→ **Stated exercise**
Copy each line in the data that includes the word "Replacement".

→ **Provided information**

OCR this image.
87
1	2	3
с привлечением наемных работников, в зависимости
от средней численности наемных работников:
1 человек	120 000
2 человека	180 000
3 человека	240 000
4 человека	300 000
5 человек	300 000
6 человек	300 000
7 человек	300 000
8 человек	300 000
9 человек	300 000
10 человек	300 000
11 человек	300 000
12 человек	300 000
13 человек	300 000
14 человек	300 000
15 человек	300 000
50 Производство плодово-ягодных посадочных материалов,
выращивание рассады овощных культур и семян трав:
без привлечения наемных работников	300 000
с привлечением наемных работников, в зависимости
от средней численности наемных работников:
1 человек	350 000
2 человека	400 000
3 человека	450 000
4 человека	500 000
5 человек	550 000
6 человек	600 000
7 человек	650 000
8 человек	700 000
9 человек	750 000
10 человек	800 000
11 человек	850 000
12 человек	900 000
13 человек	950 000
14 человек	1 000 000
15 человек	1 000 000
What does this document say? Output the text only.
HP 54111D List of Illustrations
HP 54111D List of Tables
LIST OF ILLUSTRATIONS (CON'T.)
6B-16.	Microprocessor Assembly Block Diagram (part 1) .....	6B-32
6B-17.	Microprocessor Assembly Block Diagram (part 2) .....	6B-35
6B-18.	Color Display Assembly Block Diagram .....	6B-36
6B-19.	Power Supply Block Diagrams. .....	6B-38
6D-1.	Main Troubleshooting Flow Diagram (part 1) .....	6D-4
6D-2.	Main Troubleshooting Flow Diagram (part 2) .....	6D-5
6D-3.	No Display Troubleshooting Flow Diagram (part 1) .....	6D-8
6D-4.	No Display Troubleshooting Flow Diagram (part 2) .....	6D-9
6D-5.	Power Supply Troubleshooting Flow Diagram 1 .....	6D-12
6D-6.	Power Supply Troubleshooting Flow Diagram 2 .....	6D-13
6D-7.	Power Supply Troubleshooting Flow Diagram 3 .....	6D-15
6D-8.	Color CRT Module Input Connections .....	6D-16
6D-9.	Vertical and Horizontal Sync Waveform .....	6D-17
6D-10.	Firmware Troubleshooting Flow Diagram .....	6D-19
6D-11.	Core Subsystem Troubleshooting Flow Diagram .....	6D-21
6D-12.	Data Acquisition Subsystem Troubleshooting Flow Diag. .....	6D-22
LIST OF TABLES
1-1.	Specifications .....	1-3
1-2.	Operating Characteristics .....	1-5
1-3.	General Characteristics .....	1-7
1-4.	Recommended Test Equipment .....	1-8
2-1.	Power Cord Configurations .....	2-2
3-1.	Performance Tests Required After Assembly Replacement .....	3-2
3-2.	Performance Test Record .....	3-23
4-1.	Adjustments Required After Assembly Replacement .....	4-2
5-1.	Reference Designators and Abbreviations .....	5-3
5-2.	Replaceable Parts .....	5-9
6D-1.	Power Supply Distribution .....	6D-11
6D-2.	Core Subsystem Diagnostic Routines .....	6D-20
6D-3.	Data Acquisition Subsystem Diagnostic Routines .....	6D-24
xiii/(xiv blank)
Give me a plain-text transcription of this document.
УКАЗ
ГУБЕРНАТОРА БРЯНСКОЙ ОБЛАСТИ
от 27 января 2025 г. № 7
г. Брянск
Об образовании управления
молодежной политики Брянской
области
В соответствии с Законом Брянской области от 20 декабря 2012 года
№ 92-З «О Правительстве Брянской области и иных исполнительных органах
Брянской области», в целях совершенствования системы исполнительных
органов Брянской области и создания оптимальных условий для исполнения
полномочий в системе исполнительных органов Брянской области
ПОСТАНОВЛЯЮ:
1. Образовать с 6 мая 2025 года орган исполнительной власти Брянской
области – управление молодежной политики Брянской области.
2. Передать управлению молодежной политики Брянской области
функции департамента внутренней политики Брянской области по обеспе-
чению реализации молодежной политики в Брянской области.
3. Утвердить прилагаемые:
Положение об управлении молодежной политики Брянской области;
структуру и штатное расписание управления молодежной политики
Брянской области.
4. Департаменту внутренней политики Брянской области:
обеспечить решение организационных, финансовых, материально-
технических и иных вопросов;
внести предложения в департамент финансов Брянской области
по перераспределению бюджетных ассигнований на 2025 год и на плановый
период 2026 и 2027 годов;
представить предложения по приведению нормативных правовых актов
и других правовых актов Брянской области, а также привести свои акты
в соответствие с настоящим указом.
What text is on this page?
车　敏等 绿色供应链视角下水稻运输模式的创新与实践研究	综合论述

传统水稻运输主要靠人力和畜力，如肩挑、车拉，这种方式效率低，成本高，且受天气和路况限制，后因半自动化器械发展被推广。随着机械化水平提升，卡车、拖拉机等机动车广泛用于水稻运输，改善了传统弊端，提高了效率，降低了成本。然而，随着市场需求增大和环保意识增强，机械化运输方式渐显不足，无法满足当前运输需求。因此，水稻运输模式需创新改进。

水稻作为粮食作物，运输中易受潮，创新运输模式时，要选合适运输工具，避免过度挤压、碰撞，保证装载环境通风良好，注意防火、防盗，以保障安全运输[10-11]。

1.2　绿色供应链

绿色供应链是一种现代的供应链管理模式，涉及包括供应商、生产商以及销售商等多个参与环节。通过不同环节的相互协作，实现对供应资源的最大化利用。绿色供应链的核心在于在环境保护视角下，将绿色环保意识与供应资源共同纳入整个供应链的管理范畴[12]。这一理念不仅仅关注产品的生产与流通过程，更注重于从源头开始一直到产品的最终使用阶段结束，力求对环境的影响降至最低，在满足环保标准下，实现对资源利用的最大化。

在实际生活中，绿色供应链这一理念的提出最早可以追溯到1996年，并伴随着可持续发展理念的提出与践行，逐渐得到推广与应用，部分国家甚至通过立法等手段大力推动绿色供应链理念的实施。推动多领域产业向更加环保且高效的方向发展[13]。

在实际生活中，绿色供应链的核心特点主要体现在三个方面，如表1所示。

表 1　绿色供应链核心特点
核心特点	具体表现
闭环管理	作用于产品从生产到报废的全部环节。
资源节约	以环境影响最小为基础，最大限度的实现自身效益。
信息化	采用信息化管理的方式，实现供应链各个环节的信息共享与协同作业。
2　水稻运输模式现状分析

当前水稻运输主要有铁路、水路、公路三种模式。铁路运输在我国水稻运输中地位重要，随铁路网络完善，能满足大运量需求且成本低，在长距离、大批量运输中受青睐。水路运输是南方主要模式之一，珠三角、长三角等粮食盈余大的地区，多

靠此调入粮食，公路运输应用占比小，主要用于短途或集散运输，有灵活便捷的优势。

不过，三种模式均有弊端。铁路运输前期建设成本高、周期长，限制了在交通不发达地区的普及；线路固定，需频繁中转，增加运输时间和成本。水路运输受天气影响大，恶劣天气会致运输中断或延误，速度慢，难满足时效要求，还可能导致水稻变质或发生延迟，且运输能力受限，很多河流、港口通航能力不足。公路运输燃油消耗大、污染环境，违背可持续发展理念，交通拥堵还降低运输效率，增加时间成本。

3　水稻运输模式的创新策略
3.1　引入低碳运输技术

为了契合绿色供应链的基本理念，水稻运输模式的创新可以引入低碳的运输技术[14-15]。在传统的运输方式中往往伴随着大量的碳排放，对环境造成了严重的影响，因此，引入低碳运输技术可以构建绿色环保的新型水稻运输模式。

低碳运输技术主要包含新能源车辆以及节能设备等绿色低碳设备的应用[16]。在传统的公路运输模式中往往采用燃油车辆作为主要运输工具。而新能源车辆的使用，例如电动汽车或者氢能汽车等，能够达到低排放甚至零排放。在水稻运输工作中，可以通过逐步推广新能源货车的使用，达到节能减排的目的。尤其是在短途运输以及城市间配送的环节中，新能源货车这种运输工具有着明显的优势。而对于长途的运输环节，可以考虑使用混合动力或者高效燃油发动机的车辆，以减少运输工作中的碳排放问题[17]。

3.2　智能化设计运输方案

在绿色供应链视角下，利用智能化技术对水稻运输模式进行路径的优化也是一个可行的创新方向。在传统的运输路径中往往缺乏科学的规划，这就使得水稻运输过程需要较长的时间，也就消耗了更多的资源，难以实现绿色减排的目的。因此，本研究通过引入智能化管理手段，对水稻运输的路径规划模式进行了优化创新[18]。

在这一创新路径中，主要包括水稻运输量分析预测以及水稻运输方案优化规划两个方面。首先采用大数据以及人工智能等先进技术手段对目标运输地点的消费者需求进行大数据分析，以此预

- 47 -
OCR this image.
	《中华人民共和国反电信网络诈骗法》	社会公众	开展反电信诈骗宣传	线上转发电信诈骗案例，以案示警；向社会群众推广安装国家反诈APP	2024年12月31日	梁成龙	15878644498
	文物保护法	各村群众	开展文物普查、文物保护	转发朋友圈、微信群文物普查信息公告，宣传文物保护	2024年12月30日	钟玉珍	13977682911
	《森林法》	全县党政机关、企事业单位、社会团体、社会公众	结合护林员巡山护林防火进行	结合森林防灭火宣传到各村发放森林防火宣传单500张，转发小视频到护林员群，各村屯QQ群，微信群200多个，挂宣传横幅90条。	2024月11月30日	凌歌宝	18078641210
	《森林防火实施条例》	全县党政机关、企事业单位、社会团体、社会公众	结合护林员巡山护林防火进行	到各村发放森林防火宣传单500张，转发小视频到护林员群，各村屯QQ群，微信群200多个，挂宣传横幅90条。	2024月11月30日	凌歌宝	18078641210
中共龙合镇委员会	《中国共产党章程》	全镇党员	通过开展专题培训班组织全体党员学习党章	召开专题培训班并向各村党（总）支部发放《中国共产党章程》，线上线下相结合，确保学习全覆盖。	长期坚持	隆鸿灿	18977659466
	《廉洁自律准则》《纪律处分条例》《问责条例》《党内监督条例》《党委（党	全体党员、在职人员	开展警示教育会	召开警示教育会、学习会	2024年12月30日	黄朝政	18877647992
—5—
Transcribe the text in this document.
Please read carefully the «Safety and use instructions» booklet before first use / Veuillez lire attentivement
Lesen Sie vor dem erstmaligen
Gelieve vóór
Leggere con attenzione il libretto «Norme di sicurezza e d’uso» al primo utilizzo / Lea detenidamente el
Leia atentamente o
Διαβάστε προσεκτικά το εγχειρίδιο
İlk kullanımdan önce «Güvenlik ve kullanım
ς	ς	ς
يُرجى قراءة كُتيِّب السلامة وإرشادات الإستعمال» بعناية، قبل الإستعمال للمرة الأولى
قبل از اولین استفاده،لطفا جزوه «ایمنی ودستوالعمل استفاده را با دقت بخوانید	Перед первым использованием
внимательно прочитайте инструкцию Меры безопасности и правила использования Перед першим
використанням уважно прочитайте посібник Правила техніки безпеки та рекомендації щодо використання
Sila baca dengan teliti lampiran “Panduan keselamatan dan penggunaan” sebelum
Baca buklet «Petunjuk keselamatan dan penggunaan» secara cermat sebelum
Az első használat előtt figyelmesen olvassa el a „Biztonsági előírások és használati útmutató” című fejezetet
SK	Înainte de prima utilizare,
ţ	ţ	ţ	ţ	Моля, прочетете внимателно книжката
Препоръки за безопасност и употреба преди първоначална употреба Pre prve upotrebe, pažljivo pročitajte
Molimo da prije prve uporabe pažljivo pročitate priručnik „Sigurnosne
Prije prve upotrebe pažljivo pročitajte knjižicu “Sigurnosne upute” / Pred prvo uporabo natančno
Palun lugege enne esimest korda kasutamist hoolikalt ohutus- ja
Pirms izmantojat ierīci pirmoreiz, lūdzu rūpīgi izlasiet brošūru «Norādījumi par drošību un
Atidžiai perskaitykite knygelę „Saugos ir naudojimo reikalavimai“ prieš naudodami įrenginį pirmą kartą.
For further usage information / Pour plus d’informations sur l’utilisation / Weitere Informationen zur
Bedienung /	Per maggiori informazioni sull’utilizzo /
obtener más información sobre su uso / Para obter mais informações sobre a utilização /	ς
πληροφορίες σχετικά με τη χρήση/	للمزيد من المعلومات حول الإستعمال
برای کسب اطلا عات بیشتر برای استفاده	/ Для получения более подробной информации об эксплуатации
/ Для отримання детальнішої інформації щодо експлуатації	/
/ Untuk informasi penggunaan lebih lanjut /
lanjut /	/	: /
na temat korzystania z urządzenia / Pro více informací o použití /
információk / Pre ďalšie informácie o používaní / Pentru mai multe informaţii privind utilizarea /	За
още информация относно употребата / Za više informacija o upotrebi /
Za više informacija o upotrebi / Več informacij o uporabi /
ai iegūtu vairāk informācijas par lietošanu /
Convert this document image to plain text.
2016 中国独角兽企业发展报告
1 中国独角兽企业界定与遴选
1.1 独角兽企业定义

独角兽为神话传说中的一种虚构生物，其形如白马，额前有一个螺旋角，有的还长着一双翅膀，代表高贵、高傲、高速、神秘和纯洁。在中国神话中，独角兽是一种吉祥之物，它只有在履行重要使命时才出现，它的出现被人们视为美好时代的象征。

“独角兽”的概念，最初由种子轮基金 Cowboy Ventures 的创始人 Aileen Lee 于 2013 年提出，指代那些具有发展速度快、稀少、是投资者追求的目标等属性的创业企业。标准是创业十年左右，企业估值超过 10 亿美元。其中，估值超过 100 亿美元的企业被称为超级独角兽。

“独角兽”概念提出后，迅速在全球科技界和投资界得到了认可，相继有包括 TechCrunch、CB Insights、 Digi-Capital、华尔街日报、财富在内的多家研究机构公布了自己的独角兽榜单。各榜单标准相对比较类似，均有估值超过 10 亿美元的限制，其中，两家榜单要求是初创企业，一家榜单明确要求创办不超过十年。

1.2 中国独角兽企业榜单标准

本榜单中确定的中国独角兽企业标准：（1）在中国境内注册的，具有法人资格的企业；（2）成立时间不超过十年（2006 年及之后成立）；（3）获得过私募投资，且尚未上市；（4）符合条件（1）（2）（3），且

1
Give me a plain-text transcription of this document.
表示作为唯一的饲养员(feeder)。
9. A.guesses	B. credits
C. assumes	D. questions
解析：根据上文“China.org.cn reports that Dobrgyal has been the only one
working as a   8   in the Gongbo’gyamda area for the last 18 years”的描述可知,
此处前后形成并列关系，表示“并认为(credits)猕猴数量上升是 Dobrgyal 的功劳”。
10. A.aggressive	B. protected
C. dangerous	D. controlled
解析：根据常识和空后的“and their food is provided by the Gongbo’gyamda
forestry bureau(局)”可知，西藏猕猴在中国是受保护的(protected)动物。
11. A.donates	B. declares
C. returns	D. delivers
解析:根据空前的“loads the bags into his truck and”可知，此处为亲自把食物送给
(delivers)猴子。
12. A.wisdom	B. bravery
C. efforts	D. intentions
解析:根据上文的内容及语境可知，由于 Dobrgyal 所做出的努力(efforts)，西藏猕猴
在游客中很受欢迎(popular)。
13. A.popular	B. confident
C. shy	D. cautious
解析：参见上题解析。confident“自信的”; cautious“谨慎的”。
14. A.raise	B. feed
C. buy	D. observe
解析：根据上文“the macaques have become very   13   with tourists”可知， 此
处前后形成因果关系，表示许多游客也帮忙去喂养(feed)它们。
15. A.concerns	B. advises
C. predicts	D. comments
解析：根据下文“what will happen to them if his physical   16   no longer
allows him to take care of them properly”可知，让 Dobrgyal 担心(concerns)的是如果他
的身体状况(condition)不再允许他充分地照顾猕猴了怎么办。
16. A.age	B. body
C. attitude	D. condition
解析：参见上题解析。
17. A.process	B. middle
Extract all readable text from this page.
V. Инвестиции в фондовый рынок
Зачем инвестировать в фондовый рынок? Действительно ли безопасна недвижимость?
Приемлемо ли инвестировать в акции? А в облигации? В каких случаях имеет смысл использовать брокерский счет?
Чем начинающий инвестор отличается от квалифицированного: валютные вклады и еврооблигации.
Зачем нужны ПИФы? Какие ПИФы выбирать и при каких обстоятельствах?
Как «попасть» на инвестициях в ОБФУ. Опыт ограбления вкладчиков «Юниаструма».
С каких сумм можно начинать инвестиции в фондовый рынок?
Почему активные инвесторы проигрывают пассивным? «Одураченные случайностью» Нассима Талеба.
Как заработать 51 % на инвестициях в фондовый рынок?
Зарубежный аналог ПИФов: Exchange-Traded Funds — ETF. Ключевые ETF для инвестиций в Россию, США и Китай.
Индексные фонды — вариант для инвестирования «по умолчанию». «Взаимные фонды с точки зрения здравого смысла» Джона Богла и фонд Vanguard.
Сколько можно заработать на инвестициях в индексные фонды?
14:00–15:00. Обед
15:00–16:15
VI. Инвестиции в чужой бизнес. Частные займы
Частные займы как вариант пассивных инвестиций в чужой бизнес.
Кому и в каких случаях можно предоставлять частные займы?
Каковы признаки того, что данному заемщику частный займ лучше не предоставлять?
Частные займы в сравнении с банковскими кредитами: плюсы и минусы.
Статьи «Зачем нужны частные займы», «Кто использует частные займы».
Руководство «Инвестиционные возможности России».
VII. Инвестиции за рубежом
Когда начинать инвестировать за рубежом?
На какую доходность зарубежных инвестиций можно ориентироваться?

→ **Full solution**
3-1.	Performance Tests Required After Assembly Replacement .....	3-2
4-1.	Adjustments Required After Assembly Replacement .....	4-2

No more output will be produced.